Instruction:
Write every line of the material out exactly as shown.

Data section:
··········
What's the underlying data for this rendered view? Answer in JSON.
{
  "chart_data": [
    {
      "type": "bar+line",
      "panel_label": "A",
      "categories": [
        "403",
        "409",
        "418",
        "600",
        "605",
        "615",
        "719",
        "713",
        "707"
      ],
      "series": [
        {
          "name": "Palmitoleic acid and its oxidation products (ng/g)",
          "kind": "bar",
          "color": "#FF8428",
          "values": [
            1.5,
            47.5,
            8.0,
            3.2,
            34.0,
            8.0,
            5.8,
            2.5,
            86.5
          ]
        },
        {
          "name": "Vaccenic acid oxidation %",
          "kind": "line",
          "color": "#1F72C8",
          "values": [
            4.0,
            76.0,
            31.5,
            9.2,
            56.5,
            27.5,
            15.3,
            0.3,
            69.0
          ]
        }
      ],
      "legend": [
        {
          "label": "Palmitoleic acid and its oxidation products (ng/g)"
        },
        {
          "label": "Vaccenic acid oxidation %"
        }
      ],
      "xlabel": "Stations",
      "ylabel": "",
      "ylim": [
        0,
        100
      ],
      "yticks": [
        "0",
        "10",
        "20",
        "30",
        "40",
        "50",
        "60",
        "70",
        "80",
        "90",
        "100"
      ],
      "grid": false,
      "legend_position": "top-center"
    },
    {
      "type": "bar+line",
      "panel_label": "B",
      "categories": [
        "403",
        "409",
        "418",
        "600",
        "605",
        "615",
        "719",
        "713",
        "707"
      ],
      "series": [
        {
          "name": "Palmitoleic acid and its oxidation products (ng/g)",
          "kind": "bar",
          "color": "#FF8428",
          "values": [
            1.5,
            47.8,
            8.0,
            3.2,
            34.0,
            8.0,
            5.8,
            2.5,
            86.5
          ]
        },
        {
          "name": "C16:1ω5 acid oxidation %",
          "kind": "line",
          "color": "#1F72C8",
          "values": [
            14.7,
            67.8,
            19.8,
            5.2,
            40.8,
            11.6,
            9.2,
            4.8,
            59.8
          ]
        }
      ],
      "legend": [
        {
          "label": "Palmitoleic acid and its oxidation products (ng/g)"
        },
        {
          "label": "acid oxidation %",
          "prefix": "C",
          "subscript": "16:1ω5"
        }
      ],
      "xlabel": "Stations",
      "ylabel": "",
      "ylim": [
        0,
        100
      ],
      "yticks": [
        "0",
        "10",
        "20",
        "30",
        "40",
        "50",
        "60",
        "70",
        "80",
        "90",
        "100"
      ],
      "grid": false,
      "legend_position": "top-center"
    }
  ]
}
··········
The completed task:
What's the underlying data for this rendered view? Answer in JSON.
{
  "chart_data": [
    {
      "type": "bar+line",
      "panel_label": "A",
      "categories": [
        "403",
        "409",
        "418",
        "600",
        "605",
        "615",
        "719",
        "713",
        "707"
      ],
      "series": [
        {
          "name": "Palmitoleic acid and its oxidation products (ng/g)",
          "kind": "bar",
          "color": "#FF8428",
          "values": [
            1.5,
            47.5,
            8.0,
            3.2,
            34.0,
            8.0,
            5.8,
            2.5,
            86.5
          ]
        },
        {
          "name": "Vaccenic acid oxidation %",
          "kind": "line",
          "color": "#1F72C8",
          "values": [
            4.0,
            76.0,
            31.5,
            9.2,
            56.5,
            27.5,
            15.3,
            0.3,
            69.0
          ]
        }
      ],
      "legend": [
        {
          "label": "Palmitoleic acid and its oxidation products (ng/g)"
        },
        {
          "label": "Vaccenic acid oxidation %"
        }
      ],
      "xlabel": "Stations",
      "ylabel": "",
      "ylim": [
        0,
        100
      ],
      "yticks": [
        "0",
        "10",
        "20",
        "30",
        "40",
        "50",
        "60",
        "70",
        "80",
        "90",
        "100"
      ],
      "grid": false,
      "legend_position": "top-center"
    },
    {
      "type": "bar+line",
      "panel_label": "B",
      "categories": [
        "403",
        "409",
        "418",
        "600",
        "605",
        "615",
        "719",
        "713",
        "707"
      ],
      "series": [
        {
          "name": "Palmitoleic acid and its oxidation products (ng/g)",
          "kind": "bar",
          "color": "#FF8428",
          "values": [
            1.5,
            47.8,
            8.0,
            3.2,
            34.0,
            8.0,
            5.8,
            2.5,
            86.5
          ]
        },
        {
          "name": "C16:1ω5 acid oxidation %",
          "kind": "line",
          "color": "#1F72C8",
          "values": [
            14.7,
            67.8,
            19.8,
            5.2,
            40.8,
            11.6,
            9.2,
            4.8,
            59.8
          ]
        }
      ],
      "legend": [
        {
          "label": "Palmitoleic acid and its oxidation products (ng/g)"
        },
        {
          "label": "acid oxidation %",
          "prefix": "C",
          "subscript": "16:1ω5"
        }
      ],
      "xlabel": "Stations",
      "ylabel": "",
      "ylim": [
        0,
        100
      ],
      "yticks": [
        "0",
        "10",
        "20",
        "30",
        "40",
        "50",
        "60",
        "70",
        "80",
        "90",
        "100"
      ],
      "grid": false,
      "legend_position": "top-center"
    }
  ]
}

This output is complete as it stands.